[Work required]: Take every line from the listing below that contains "ilmoittautui".
— START OF Extracted material —
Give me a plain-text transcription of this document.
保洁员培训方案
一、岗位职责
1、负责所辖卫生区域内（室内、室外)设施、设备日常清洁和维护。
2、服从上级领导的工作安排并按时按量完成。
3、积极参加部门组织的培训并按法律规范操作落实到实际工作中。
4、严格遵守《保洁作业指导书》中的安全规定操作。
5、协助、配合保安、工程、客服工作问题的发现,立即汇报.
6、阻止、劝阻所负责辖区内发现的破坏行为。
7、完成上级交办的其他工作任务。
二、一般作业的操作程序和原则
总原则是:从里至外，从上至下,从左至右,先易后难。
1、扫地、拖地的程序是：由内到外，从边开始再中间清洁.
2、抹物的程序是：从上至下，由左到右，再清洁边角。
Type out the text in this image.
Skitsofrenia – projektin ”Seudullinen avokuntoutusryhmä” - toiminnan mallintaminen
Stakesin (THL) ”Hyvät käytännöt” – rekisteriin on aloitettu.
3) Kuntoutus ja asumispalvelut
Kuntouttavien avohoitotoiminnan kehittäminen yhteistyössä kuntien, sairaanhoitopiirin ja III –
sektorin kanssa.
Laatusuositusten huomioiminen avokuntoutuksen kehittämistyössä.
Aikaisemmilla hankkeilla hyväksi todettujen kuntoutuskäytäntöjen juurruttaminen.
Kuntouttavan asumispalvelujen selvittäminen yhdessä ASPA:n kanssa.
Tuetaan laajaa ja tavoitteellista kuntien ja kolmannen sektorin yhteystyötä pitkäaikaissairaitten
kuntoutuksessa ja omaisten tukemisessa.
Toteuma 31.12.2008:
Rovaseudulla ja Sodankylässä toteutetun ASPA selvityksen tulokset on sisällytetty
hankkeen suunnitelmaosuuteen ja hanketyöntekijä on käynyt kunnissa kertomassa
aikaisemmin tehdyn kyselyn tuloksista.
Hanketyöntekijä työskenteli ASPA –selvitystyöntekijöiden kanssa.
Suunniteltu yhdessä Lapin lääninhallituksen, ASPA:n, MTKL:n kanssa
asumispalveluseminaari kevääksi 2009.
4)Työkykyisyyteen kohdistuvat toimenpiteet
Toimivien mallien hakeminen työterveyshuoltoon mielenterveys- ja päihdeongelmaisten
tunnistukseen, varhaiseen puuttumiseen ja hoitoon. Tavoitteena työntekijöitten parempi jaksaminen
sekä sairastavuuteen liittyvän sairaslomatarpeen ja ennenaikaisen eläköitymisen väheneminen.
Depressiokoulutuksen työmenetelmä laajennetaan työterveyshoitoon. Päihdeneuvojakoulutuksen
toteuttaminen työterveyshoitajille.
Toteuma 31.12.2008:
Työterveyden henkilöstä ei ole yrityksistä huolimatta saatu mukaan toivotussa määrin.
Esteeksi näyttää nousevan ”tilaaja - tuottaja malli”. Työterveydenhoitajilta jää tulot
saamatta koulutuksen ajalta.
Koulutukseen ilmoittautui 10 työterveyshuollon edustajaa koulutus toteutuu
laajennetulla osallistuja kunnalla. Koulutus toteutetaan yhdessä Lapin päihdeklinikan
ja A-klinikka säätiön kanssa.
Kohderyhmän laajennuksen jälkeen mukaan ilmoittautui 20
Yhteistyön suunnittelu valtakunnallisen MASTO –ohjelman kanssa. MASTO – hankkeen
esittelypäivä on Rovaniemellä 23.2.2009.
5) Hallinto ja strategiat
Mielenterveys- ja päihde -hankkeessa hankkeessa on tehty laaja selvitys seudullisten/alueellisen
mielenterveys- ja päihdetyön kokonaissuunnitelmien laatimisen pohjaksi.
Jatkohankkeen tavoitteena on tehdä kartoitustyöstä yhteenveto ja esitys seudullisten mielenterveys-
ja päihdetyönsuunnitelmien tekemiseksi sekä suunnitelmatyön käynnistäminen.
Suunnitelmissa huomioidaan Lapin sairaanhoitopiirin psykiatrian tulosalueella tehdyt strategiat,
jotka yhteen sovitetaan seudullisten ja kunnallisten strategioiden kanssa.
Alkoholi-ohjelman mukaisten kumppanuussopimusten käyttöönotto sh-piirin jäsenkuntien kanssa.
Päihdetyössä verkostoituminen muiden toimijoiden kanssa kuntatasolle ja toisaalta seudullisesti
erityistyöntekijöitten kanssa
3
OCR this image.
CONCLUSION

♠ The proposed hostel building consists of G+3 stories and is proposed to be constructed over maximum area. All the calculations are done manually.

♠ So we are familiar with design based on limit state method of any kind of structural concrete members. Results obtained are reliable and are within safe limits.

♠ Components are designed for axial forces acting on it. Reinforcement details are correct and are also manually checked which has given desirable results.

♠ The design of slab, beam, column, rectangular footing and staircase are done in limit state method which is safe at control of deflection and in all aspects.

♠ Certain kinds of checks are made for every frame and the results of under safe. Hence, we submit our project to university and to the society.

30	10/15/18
— END OF Extracted material —
[Answer to this task]:
Koulutukseen ilmoittautui 10 työterveyshuollon edustajaa koulutus toteutuu
Kohderyhmän laajennuksen jälkeen mukaan ilmoittautui 20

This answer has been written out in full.